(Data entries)
-----
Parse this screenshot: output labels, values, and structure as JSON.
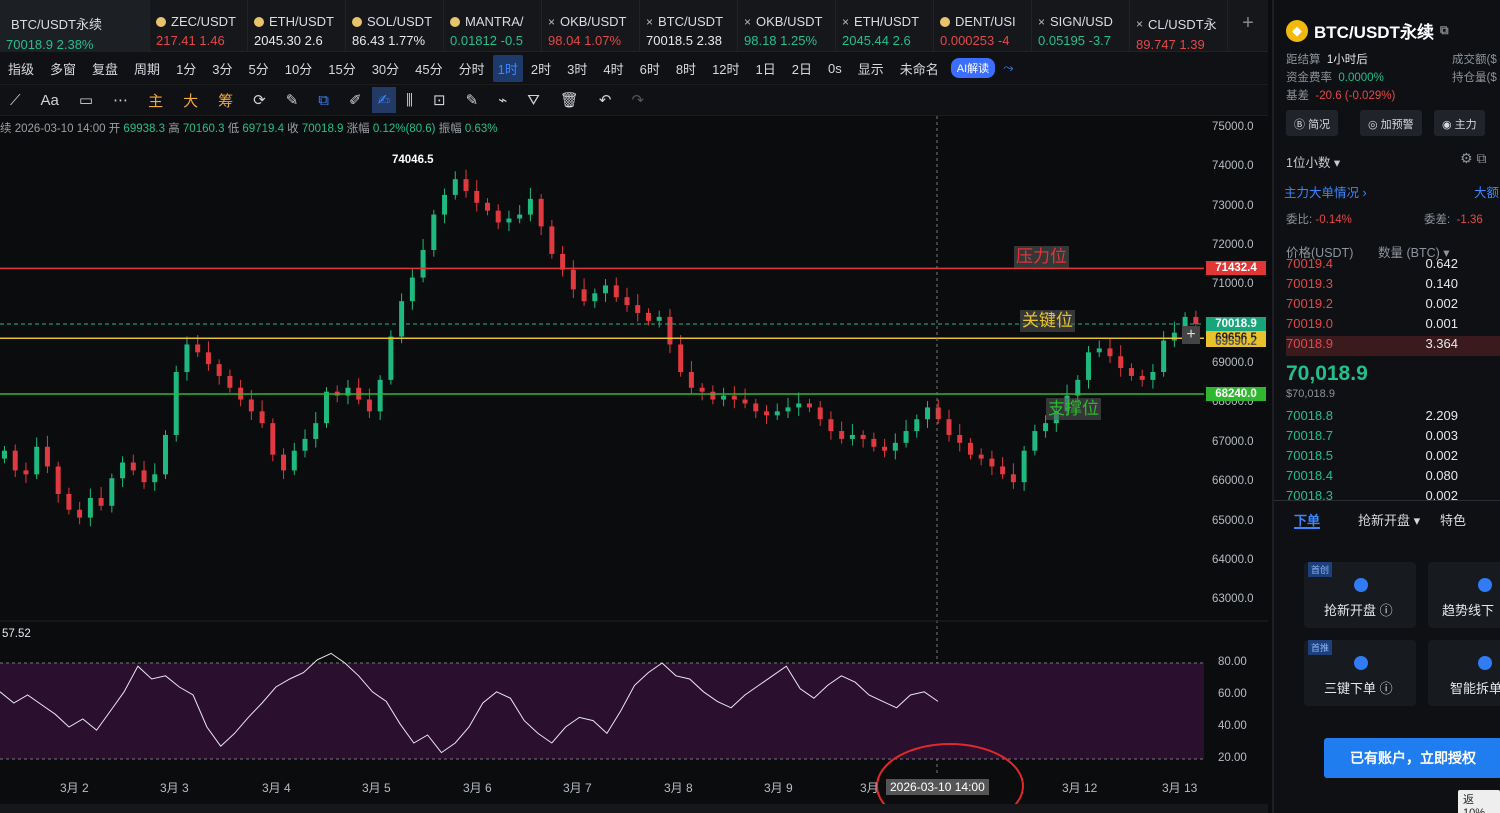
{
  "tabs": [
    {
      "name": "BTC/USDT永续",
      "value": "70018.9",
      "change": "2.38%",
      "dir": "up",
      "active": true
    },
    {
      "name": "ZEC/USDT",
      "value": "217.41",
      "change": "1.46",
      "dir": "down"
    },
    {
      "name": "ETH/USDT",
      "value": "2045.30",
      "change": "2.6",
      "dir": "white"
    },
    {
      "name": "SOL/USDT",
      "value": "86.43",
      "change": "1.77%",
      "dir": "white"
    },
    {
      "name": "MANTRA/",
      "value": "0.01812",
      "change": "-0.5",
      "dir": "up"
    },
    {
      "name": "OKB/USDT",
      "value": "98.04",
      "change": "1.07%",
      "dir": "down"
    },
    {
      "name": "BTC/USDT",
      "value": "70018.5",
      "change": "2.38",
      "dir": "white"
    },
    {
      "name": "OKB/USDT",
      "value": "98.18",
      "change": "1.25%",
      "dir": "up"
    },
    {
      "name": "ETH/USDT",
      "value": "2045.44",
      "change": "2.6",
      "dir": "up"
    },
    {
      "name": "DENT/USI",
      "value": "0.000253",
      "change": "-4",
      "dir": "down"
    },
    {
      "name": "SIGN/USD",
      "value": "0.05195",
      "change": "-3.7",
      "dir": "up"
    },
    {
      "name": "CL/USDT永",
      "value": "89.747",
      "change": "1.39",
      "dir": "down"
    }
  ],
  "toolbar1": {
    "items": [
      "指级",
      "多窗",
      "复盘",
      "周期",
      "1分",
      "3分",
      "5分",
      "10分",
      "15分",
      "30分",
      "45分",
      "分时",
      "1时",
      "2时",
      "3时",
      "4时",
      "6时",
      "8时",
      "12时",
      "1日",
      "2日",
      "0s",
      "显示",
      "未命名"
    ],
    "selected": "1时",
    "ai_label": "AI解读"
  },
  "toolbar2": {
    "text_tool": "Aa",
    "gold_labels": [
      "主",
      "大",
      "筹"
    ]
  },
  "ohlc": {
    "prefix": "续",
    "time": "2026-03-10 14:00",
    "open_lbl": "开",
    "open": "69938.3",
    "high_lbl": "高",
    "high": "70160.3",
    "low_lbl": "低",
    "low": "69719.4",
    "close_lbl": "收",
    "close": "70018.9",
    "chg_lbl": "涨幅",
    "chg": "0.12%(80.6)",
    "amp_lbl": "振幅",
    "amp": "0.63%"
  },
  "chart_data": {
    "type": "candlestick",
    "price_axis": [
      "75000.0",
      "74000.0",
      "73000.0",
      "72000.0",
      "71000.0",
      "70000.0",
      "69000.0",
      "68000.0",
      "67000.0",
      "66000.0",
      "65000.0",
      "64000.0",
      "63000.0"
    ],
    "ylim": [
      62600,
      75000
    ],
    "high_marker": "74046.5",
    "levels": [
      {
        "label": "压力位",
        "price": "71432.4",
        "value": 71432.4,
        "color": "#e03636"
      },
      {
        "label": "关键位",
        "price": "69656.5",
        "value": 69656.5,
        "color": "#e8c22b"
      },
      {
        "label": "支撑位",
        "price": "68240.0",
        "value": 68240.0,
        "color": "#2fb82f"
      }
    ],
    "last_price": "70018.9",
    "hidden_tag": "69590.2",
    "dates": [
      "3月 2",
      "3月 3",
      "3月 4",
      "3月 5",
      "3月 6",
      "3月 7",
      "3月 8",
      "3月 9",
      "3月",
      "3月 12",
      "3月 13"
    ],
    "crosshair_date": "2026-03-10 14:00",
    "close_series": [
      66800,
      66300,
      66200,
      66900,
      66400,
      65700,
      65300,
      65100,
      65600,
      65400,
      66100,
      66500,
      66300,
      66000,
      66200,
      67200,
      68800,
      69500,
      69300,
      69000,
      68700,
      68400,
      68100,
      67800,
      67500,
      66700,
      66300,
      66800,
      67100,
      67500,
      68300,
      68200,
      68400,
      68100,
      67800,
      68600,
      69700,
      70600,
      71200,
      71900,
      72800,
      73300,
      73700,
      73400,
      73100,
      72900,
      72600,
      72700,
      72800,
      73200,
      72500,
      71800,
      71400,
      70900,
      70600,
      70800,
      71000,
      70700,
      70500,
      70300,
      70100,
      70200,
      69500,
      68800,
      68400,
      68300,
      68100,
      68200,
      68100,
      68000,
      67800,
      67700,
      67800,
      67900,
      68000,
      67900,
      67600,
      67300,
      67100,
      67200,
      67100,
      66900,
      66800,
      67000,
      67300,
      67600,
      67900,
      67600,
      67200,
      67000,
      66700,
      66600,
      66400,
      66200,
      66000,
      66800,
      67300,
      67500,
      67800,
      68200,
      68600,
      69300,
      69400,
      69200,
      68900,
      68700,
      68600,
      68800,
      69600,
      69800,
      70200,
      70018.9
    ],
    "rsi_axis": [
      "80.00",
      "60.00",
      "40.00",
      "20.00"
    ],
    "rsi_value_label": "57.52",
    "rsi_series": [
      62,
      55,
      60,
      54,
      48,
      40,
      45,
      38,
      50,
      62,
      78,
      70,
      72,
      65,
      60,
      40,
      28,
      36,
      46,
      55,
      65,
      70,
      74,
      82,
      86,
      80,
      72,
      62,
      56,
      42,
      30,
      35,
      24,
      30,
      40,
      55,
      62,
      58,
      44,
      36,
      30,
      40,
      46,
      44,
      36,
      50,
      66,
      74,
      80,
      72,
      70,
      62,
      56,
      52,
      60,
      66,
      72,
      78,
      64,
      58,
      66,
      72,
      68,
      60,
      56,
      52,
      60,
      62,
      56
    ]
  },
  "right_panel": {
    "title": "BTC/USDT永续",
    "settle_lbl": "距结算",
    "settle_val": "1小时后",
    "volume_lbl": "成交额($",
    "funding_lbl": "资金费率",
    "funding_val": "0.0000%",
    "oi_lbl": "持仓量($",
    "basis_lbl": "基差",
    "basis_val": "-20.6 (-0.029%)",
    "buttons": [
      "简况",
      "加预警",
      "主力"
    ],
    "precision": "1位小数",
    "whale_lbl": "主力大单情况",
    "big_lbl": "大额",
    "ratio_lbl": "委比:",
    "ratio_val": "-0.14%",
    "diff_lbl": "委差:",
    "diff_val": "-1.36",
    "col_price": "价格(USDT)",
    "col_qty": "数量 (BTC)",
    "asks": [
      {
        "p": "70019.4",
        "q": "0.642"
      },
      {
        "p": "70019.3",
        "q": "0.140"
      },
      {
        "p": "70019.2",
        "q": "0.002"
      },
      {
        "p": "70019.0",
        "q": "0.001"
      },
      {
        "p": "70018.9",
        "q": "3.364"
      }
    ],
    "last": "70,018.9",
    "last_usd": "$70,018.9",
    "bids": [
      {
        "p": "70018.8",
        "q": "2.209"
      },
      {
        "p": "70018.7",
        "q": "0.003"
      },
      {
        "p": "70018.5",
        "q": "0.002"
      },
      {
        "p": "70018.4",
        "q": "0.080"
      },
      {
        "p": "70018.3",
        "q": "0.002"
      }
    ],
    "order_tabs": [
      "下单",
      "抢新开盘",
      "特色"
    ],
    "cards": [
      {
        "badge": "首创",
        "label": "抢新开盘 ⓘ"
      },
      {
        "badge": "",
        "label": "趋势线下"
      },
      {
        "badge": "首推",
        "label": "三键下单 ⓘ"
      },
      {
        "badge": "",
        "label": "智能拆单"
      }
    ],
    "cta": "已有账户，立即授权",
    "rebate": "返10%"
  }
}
-----
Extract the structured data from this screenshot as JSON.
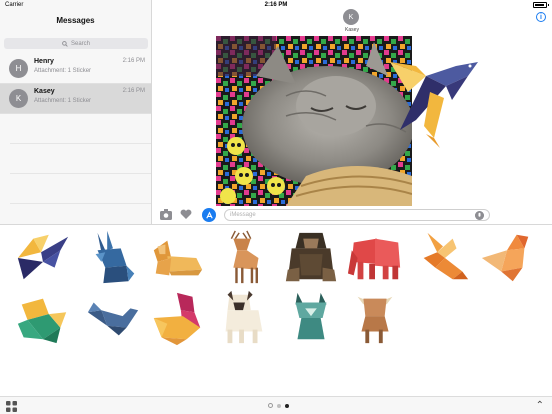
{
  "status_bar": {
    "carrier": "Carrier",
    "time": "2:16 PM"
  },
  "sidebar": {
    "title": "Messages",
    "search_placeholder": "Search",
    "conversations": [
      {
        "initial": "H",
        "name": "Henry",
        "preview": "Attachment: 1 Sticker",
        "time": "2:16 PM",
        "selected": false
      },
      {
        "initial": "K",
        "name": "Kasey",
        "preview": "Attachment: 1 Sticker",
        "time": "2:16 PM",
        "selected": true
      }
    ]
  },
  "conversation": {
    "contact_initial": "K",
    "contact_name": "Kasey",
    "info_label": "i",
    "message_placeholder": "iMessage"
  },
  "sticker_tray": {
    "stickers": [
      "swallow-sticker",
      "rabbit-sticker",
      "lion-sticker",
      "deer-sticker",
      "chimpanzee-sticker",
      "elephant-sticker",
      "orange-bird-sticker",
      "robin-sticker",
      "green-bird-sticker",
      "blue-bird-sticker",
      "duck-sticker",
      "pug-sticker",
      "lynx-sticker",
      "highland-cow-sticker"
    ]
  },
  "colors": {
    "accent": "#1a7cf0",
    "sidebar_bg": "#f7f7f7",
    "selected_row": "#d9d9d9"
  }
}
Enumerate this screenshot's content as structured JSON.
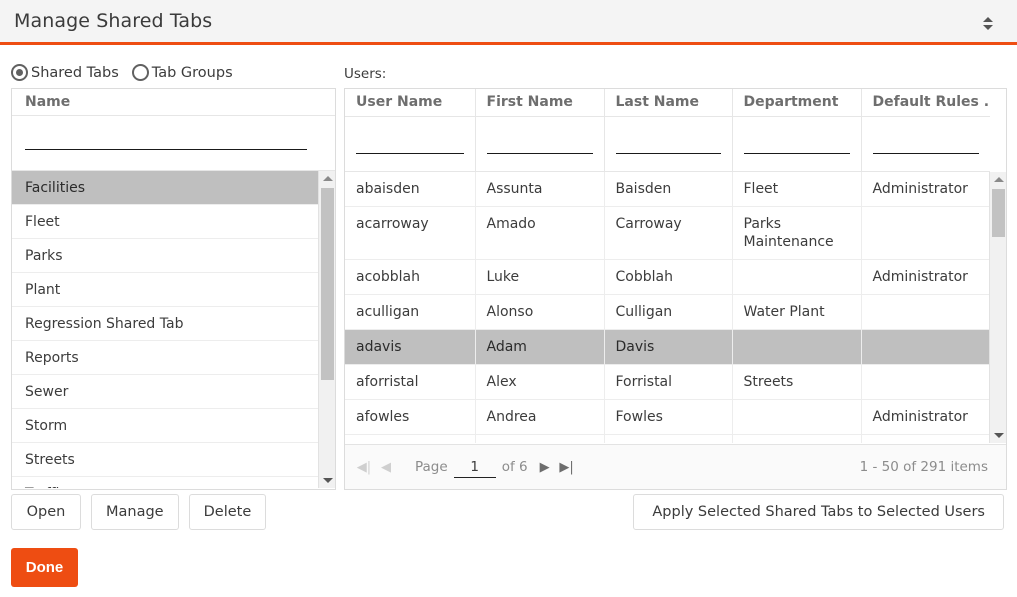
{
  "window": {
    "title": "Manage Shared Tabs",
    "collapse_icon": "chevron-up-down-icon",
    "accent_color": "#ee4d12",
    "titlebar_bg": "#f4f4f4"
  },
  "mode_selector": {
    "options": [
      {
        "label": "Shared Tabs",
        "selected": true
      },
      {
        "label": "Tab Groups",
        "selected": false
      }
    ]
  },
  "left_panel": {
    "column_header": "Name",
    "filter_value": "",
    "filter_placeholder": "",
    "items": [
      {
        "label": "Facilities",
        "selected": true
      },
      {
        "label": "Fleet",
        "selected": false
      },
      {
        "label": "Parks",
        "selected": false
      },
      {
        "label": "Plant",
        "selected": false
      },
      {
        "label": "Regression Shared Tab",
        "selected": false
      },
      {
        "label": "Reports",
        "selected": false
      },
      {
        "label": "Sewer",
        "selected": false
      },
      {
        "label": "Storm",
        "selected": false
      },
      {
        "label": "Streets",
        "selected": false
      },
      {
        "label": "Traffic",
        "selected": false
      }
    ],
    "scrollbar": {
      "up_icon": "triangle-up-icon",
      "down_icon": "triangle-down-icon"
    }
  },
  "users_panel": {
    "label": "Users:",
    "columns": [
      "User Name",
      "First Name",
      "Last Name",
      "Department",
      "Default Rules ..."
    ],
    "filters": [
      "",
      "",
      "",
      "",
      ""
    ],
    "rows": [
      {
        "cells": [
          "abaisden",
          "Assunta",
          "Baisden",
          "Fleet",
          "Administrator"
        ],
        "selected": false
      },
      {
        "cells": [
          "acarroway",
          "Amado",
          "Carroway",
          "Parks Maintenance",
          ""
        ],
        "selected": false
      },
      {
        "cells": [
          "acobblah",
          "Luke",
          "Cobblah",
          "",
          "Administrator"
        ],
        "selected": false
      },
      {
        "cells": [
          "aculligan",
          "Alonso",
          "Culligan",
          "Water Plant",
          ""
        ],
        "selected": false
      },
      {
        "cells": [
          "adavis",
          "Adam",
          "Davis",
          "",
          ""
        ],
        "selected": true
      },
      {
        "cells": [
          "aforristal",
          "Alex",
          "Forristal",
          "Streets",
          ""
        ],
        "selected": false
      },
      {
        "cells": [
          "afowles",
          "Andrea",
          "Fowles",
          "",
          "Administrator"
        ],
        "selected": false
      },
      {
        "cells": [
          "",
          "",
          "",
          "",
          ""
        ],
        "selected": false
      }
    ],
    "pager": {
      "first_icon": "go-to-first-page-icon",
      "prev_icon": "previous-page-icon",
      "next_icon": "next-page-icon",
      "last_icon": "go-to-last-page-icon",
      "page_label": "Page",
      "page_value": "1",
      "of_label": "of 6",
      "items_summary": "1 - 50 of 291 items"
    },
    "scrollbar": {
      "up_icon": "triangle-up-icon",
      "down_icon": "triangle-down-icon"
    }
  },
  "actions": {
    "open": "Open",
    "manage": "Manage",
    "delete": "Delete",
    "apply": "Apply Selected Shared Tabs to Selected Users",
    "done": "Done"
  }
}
-----
* Given task
Check each line of the data above for the string "this" and report only how many lines have it.

* The reply
3